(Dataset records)

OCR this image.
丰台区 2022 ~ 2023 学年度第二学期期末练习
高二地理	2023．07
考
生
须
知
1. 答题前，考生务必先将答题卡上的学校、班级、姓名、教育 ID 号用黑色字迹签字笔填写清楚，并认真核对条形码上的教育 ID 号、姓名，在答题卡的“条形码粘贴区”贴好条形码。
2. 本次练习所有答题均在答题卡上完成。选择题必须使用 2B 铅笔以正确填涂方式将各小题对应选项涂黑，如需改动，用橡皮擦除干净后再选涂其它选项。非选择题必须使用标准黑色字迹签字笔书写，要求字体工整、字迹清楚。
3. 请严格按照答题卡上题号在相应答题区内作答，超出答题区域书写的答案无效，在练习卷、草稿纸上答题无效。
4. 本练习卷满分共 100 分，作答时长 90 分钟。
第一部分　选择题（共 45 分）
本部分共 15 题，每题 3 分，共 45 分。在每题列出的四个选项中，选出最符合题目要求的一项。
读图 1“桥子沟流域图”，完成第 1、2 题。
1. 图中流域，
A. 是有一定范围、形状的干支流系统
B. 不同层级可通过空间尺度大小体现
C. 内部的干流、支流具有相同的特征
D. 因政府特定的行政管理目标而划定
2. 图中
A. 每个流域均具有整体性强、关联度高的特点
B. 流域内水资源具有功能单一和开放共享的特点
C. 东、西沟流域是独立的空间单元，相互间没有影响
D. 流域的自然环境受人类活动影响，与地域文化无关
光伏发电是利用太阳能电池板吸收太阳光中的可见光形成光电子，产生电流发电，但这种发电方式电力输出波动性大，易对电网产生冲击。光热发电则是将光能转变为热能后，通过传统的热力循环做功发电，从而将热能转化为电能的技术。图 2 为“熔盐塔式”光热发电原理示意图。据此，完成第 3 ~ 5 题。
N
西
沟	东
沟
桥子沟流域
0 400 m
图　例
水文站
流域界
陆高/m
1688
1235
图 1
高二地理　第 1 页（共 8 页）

▸ **WHAT YOU WILL DO**
Retype the whole listing, matching it exactly.

▸ **RESPONSE**
OCR this image.
丰台区 2022 ~ 2023 学年度第二学期期末练习
高二地理	2023．07
考
生
须
知
1. 答题前，考生务必先将答题卡上的学校、班级、姓名、教育 ID 号用黑色字迹签字笔填写清楚，并认真核对条形码上的教育 ID 号、姓名，在答题卡的“条形码粘贴区”贴好条形码。
2. 本次练习所有答题均在答题卡上完成。选择题必须使用 2B 铅笔以正确填涂方式将各小题对应选项涂黑，如需改动，用橡皮擦除干净后再选涂其它选项。非选择题必须使用标准黑色字迹签字笔书写，要求字体工整、字迹清楚。
3. 请严格按照答题卡上题号在相应答题区内作答，超出答题区域书写的答案无效，在练习卷、草稿纸上答题无效。
4. 本练习卷满分共 100 分，作答时长 90 分钟。
第一部分　选择题（共 45 分）
本部分共 15 题，每题 3 分，共 45 分。在每题列出的四个选项中，选出最符合题目要求的一项。
读图 1“桥子沟流域图”，完成第 1、2 题。
1. 图中流域，
A. 是有一定范围、形状的干支流系统
B. 不同层级可通过空间尺度大小体现
C. 内部的干流、支流具有相同的特征
D. 因政府特定的行政管理目标而划定
2. 图中
A. 每个流域均具有整体性强、关联度高的特点
B. 流域内水资源具有功能单一和开放共享的特点
C. 东、西沟流域是独立的空间单元，相互间没有影响
D. 流域的自然环境受人类活动影响，与地域文化无关
光伏发电是利用太阳能电池板吸收太阳光中的可见光形成光电子，产生电流发电，但这种发电方式电力输出波动性大，易对电网产生冲击。光热发电则是将光能转变为热能后，通过传统的热力循环做功发电，从而将热能转化为电能的技术。图 2 为“熔盐塔式”光热发电原理示意图。据此，完成第 3 ~ 5 题。
N
西
沟	东
沟
桥子沟流域
0 400 m
图　例
水文站
流域界
陆高/m
1688
1235
图 1
高二地理　第 1 页（共 8 页）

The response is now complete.